- [WORK TO BE COMPLETED]:
Look for the word "CreateFileA" in the entries below, then copy every line that has it.

[START OF DATA ENTRIES]

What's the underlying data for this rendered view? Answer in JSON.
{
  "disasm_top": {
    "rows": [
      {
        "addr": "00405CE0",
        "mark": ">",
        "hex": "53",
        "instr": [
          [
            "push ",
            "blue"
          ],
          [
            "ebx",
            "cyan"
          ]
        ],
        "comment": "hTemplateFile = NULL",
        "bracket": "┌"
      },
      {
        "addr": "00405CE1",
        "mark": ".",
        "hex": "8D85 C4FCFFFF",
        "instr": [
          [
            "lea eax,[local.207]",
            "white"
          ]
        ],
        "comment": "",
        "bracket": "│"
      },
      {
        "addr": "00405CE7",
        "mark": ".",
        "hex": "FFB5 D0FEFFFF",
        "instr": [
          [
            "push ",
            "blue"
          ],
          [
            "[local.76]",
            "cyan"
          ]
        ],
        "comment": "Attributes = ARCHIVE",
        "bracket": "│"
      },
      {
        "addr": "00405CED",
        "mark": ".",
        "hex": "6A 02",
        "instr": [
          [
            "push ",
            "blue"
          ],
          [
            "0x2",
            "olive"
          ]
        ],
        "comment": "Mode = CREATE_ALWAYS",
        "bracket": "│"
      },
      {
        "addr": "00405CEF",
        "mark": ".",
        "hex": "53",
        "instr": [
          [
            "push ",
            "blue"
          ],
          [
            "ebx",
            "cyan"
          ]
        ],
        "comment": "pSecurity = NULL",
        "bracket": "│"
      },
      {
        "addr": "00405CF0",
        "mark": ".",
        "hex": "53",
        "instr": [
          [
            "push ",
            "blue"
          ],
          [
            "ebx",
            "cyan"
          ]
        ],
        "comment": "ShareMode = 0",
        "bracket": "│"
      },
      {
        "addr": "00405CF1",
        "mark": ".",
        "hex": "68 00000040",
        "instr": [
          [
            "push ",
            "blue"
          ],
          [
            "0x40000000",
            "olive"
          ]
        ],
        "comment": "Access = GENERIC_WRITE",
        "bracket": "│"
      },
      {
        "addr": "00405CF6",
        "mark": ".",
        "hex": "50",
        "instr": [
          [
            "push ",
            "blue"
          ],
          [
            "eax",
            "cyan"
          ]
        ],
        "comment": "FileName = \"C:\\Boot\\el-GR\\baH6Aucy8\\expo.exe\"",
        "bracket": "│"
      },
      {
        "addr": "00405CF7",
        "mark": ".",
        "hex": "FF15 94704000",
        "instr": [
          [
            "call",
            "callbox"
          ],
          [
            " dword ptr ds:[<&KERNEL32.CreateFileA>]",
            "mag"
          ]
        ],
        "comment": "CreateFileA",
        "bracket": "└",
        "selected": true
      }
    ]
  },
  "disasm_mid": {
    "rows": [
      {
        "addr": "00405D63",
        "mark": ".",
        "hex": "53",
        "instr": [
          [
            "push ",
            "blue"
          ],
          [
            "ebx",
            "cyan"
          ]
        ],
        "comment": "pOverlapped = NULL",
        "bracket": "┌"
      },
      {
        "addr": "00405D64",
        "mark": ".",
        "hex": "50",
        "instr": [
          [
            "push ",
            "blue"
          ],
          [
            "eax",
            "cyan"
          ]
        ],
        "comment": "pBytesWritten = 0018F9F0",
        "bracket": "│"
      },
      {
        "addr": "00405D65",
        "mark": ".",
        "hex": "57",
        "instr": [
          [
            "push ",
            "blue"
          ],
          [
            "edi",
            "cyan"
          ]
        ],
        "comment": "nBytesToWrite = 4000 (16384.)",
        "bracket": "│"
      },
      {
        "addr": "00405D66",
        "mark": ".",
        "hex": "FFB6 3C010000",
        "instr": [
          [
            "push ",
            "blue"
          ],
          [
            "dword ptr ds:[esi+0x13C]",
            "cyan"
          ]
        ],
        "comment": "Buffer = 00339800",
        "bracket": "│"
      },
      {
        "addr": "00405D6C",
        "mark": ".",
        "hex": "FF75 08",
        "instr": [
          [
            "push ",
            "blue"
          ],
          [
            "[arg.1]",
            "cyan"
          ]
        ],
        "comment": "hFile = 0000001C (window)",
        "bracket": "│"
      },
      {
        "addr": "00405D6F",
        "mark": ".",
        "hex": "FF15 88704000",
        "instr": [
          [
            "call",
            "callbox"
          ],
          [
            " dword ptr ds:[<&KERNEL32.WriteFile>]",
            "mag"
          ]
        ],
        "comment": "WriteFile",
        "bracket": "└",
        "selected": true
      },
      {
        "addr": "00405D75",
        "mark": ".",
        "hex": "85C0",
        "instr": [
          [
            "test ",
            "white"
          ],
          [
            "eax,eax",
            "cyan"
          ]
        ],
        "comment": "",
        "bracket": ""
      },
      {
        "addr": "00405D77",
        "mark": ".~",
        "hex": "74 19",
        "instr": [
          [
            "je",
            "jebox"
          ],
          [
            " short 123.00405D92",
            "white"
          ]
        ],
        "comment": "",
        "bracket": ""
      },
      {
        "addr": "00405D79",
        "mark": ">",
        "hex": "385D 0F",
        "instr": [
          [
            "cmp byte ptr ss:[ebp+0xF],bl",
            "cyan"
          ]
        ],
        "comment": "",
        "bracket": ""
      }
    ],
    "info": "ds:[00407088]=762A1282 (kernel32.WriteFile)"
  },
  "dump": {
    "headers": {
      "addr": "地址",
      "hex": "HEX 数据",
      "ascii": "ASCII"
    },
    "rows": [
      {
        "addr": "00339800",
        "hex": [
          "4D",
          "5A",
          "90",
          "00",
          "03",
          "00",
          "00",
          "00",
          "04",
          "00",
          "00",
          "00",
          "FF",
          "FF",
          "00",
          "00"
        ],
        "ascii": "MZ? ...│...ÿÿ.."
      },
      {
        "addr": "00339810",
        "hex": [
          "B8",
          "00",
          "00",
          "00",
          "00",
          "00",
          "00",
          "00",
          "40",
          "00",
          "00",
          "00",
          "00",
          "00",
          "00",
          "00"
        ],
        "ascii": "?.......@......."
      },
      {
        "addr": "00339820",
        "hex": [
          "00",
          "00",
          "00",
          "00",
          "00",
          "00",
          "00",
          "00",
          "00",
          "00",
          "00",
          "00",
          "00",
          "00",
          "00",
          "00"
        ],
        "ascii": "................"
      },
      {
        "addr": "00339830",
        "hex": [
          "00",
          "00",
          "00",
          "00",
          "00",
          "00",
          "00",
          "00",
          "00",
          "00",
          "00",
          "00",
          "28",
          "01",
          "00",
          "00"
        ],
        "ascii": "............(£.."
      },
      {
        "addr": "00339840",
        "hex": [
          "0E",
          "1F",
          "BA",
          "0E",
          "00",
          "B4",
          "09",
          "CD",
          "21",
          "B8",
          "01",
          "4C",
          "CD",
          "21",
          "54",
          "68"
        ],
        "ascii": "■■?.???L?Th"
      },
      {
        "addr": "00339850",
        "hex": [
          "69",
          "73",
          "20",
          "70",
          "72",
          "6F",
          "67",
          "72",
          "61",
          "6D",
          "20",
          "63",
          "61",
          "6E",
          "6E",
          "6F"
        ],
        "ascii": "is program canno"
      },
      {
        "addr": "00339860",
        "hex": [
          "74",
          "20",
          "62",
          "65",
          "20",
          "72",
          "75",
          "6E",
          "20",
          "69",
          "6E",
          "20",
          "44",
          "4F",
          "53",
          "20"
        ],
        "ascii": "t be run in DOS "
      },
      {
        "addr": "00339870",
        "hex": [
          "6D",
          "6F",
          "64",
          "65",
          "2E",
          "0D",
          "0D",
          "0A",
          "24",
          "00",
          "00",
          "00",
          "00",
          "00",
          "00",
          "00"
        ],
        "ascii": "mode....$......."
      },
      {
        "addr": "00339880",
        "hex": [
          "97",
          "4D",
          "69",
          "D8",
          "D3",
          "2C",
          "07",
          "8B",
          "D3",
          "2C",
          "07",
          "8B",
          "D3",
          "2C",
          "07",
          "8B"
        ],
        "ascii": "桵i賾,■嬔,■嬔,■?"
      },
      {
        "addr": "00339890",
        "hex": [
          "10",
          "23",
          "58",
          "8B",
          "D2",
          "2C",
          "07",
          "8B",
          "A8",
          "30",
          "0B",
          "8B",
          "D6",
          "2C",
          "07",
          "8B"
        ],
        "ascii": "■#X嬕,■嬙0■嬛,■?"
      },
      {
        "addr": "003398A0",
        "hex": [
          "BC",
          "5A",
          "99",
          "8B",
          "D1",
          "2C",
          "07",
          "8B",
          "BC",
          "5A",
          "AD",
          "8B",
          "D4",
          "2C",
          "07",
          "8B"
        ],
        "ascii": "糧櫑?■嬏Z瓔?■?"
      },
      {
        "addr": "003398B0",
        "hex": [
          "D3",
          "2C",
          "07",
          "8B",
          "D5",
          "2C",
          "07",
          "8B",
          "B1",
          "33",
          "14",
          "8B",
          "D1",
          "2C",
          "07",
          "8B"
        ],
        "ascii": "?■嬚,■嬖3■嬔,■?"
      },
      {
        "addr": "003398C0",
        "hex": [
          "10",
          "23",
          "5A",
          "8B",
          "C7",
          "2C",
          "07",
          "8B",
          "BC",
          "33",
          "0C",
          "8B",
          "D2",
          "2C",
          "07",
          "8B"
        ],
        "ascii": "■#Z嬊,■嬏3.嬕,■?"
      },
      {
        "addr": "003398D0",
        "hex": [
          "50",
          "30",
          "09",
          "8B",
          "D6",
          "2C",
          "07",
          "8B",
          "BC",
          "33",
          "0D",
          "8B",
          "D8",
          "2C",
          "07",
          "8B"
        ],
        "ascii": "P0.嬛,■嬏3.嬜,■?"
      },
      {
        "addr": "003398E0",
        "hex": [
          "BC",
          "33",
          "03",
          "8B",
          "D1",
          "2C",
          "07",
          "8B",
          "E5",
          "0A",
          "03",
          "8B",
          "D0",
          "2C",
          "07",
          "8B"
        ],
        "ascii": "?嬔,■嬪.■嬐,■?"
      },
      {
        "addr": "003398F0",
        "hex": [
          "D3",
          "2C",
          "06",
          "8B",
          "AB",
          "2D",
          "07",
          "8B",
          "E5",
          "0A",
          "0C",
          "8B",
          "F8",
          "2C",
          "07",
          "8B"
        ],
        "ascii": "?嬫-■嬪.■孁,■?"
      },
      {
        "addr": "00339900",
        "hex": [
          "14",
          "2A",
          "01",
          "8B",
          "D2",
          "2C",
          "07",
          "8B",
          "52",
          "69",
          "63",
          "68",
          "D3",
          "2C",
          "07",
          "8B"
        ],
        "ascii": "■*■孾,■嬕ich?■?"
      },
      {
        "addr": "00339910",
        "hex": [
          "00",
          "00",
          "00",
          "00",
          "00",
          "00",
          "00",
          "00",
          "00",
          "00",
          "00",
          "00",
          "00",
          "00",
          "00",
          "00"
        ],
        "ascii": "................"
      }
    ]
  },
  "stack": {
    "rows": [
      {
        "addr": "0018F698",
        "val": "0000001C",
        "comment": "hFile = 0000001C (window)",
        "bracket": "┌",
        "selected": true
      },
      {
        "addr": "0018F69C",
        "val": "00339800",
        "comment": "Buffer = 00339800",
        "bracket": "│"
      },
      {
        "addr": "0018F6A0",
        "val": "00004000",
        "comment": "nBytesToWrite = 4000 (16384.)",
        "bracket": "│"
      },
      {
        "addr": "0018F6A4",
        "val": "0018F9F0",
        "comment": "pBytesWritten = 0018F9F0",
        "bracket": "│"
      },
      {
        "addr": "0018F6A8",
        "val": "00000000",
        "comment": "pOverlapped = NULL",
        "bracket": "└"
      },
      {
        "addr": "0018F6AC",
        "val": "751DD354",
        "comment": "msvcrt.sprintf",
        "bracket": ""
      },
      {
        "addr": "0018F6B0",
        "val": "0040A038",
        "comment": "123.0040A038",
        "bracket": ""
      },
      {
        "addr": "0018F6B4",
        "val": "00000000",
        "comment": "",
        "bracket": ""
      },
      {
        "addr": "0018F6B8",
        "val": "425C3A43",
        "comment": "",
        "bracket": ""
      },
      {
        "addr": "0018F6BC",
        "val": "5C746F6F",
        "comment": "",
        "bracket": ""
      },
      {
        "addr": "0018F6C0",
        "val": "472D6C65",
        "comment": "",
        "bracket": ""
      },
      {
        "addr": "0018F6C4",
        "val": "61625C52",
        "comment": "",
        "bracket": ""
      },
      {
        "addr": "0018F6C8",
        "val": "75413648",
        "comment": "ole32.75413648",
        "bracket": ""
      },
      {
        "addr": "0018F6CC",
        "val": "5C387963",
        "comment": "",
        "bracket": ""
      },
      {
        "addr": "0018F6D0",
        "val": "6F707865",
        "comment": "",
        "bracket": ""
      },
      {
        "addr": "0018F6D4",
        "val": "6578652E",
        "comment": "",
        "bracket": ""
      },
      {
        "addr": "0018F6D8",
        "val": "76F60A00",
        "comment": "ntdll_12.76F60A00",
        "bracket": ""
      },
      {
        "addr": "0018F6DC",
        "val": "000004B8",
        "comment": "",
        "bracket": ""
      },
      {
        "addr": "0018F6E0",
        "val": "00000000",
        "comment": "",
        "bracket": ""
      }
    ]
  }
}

[END OF DATA ENTRIES]

- [REPLY TO THE TASK]:
            " dword ptr ds:[<&KERNEL32.CreateFileA>]",
        "comment": "CreateFileA",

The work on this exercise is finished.